## [GIVEN PROBLEM]
Without the pictures, repeat the listing character for character.

## [Dataset entries]
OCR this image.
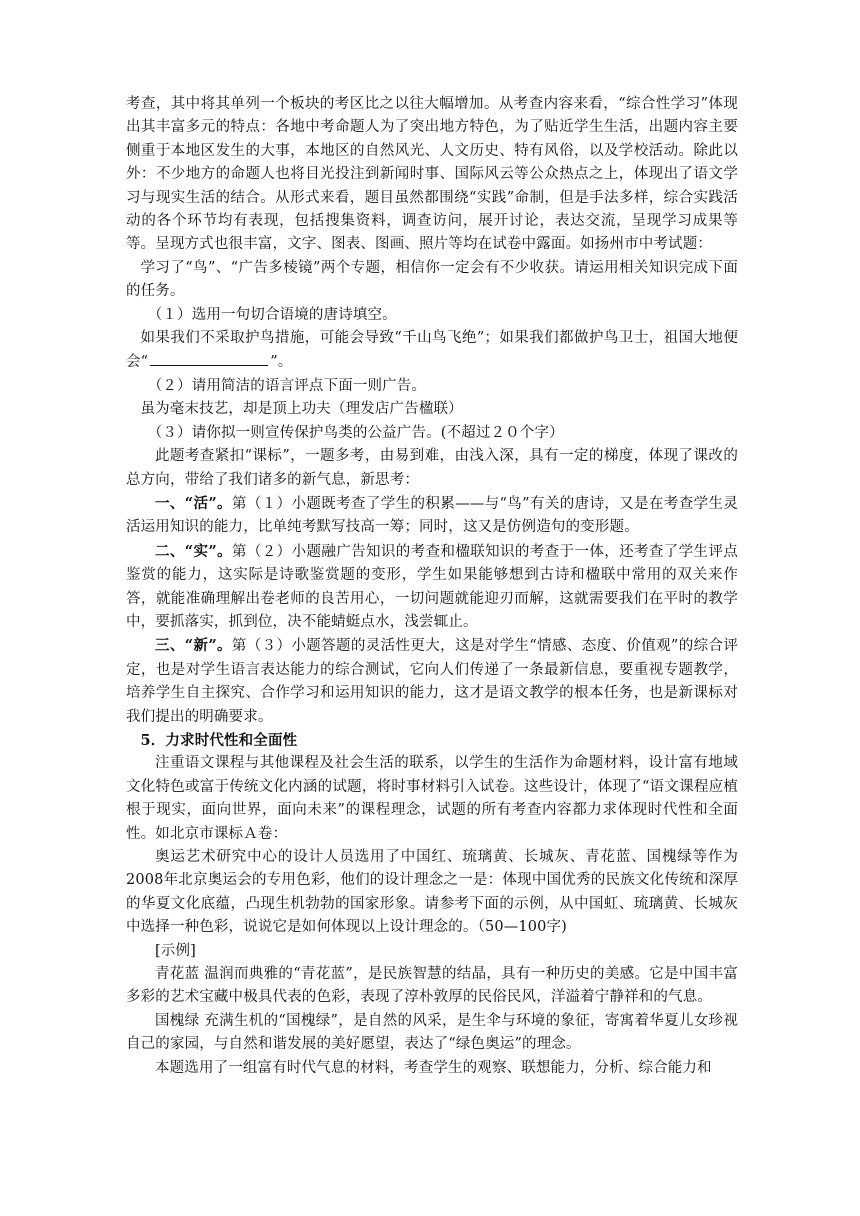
考查，其中将其单列一个板块的考区比之以往大幅增加。从考查内容来看，“综合性学习”体现出其丰富多元的特点：各地中考命题人为了突出地方特色，为了贴近学生生活，出题内容主要侧重于本地区发生的大事，本地区的自然风光、人文历史、特有风俗，以及学校活动。除此以外：不少地方的命题人也将目光投注到新闻时事、国际风云等公众热点之上，体现出了语文学习与现实生活的结合。从形式来看，题目虽然都围绕“实践”命制，但是手法多样，综合实践活动的各个环节均有表现，包括搜集资料，调查访问，展开讨论，表达交流，呈现学习成果等等。呈现方式也很丰富，文字、图表、图画、照片等均在试卷中露面。如扬州市中考试题：

学习了“鸟”、“广告多棱镜”两个专题，相信你一定会有不少收获。请运用相关知识完成下面的任务。

（１）选用一句切合语境的唐诗填空。

如果我们不采取护鸟措施，可能会导致“千山鸟飞绝”；如果我们都做护鸟卫士，祖国大地便会“	”。

（２）请用简洁的语言评点下面一则广告。

虽为毫末技艺，却是顶上功夫（理发店广告楹联）

（３）请你拟一则宣传保护鸟类的公益广告。(不超过２０个字）

此题考查紧扣“课标”，一题多考，由易到难，由浅入深，具有一定的梯度，体现了课改的总方向，带给了我们诸多的新气息，新思考：

一、“活”。第（１）小题既考查了学生的积累——与“鸟”有关的唐诗，又是在考查学生灵活运用知识的能力，比单纯考默写技高一筹；同时，这又是仿例造句的变形题。

二、“实”。第（２）小题融广告知识的考查和楹联知识的考查于一体，还考查了学生评点鉴赏的能力，这实际是诗歌鉴赏题的变形，学生如果能够想到古诗和楹联中常用的双关来作答，就能准确理解出卷老师的良苦用心，一切问题就能迎刃而解，这就需要我们在平时的教学中，要抓落实，抓到位，决不能蜻蜓点水，浅尝辄止。

三、“新”。第（３）小题答题的灵活性更大，这是对学生“情感、态度、价值观”的综合评定，也是对学生语言表达能力的综合测试，它向人们传递了一条最新信息，要重视专题教学，培养学生自主探究、合作学习和运用知识的能力，这才是语文教学的根本任务，也是新课标对我们提出的明确要求。

5．力求时代性和全面性

注重语文课程与其他课程及社会生活的联系，以学生的生活作为命题材料，设计富有地域文化特色或富于传统文化内涵的试题，将时事材料引入试卷。这些设计，体现了“语文课程应植根于现实，面向世界，面向未来”的课程理念，试题的所有考查内容都力求体现时代性和全面性。如北京市课标Ａ卷：

奥运艺术研究中心的设计人员选用了中国红、琉璃黄、长城灰、青花蓝、国槐绿等作为2008年北京奥运会的专用色彩，他们的设计理念之一是：体现中国优秀的民族文化传统和深厚的华夏文化底蕴，凸现生机勃勃的国家形象。请参考下面的示例，从中国虹、琉璃黄、长城灰中选择一种色彩，说说它是如何体现以上设计理念的。（50—100字)

[示例]

青花蓝 温润而典雅的“青花蓝”，是民族智慧的结晶，具有一种历史的美感。它是中国丰富多彩的艺术宝藏中极具代表的色彩，表现了淳朴敦厚的民俗民风，洋溢着宁静祥和的气息。

国槐绿 充满生机的“国槐绿”，是自然的风采，是生伞与环境的象征，寄寓着华夏儿女珍视自己的家园，与自然和谐发展的美好愿望，表达了“绿色奥运”的理念。

本题选用了一组富有时代气息的材料，考查学生的观察、联想能力，分析、综合能力和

## [OUTPUT]
OCR this image.
考查，其中将其单列一个板块的考区比之以往大幅增加。从考查内容来看，“综合性学习”体现出其丰富多元的特点：各地中考命题人为了突出地方特色，为了贴近学生生活，出题内容主要侧重于本地区发生的大事，本地区的自然风光、人文历史、特有风俗，以及学校活动。除此以外：不少地方的命题人也将目光投注到新闻时事、国际风云等公众热点之上，体现出了语文学习与现实生活的结合。从形式来看，题目虽然都围绕“实践”命制，但是手法多样，综合实践活动的各个环节均有表现，包括搜集资料，调查访问，展开讨论，表达交流，呈现学习成果等等。呈现方式也很丰富，文字、图表、图画、照片等均在试卷中露面。如扬州市中考试题：

学习了“鸟”、“广告多棱镜”两个专题，相信你一定会有不少收获。请运用相关知识完成下面的任务。

（１）选用一句切合语境的唐诗填空。

如果我们不采取护鸟措施，可能会导致“千山鸟飞绝”；如果我们都做护鸟卫士，祖国大地便会“	”。

（２）请用简洁的语言评点下面一则广告。

虽为毫末技艺，却是顶上功夫（理发店广告楹联）

（３）请你拟一则宣传保护鸟类的公益广告。(不超过２０个字）

此题考查紧扣“课标”，一题多考，由易到难，由浅入深，具有一定的梯度，体现了课改的总方向，带给了我们诸多的新气息，新思考：

一、“活”。第（１）小题既考查了学生的积累——与“鸟”有关的唐诗，又是在考查学生灵活运用知识的能力，比单纯考默写技高一筹；同时，这又是仿例造句的变形题。

二、“实”。第（２）小题融广告知识的考查和楹联知识的考查于一体，还考查了学生评点鉴赏的能力，这实际是诗歌鉴赏题的变形，学生如果能够想到古诗和楹联中常用的双关来作答，就能准确理解出卷老师的良苦用心，一切问题就能迎刃而解，这就需要我们在平时的教学中，要抓落实，抓到位，决不能蜻蜓点水，浅尝辄止。

三、“新”。第（３）小题答题的灵活性更大，这是对学生“情感、态度、价值观”的综合评定，也是对学生语言表达能力的综合测试，它向人们传递了一条最新信息，要重视专题教学，培养学生自主探究、合作学习和运用知识的能力，这才是语文教学的根本任务，也是新课标对我们提出的明确要求。

5．力求时代性和全面性

注重语文课程与其他课程及社会生活的联系，以学生的生活作为命题材料，设计富有地域文化特色或富于传统文化内涵的试题，将时事材料引入试卷。这些设计，体现了“语文课程应植根于现实，面向世界，面向未来”的课程理念，试题的所有考查内容都力求体现时代性和全面性。如北京市课标Ａ卷：

奥运艺术研究中心的设计人员选用了中国红、琉璃黄、长城灰、青花蓝、国槐绿等作为2008年北京奥运会的专用色彩，他们的设计理念之一是：体现中国优秀的民族文化传统和深厚的华夏文化底蕴，凸现生机勃勃的国家形象。请参考下面的示例，从中国虹、琉璃黄、长城灰中选择一种色彩，说说它是如何体现以上设计理念的。（50—100字)

[示例]

青花蓝 温润而典雅的“青花蓝”，是民族智慧的结晶，具有一种历史的美感。它是中国丰富多彩的艺术宝藏中极具代表的色彩，表现了淳朴敦厚的民俗民风，洋溢着宁静祥和的气息。

国槐绿 充满生机的“国槐绿”，是自然的风采，是生伞与环境的象征，寄寓着华夏儿女珍视自己的家园，与自然和谐发展的美好愿望，表达了“绿色奥运”的理念。

本题选用了一组富有时代气息的材料，考查学生的观察、联想能力，分析、综合能力和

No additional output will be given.